Select every line below containing the word "zone".

** START OF Exercise input **

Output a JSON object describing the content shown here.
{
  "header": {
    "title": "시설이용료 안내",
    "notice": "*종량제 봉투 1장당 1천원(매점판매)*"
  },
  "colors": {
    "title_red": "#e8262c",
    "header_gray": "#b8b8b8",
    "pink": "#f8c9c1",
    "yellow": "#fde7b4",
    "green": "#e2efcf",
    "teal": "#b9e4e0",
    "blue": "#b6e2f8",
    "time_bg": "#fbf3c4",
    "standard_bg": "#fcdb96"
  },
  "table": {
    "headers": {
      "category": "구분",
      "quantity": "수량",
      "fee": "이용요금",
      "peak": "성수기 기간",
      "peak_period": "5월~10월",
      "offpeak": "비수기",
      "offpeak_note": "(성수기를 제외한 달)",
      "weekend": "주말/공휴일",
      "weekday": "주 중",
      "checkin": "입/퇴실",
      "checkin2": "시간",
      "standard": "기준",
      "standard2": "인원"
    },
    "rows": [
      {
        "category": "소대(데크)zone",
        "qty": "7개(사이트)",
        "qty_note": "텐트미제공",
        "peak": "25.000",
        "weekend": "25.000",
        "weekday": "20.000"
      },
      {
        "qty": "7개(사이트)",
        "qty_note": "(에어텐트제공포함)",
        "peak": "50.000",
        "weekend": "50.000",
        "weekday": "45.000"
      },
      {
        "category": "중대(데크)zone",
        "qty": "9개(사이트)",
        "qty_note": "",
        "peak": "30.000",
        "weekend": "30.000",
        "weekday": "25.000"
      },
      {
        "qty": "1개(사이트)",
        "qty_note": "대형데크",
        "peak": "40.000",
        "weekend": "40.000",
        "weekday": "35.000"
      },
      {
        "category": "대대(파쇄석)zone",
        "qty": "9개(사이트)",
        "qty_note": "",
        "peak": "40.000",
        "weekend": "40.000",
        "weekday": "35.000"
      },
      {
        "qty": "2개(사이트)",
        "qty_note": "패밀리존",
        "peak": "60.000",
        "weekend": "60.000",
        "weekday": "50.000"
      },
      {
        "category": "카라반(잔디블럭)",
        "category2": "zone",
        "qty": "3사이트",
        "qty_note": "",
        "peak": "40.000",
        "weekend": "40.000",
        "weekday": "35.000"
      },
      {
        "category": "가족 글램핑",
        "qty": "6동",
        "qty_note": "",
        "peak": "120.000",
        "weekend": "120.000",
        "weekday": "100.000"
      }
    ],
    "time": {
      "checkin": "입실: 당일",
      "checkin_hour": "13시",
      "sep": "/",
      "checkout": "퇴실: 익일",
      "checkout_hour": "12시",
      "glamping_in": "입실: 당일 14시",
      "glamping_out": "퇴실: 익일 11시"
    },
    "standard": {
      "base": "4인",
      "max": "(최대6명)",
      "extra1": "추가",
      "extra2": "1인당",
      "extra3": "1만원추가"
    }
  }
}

** END OF Exercise input **

_Response for this exercise_
        "category": "소대(데크)zone",
        "category": "중대(데크)zone",
        "category": "대대(파쇄석)zone",
        "category2": "zone",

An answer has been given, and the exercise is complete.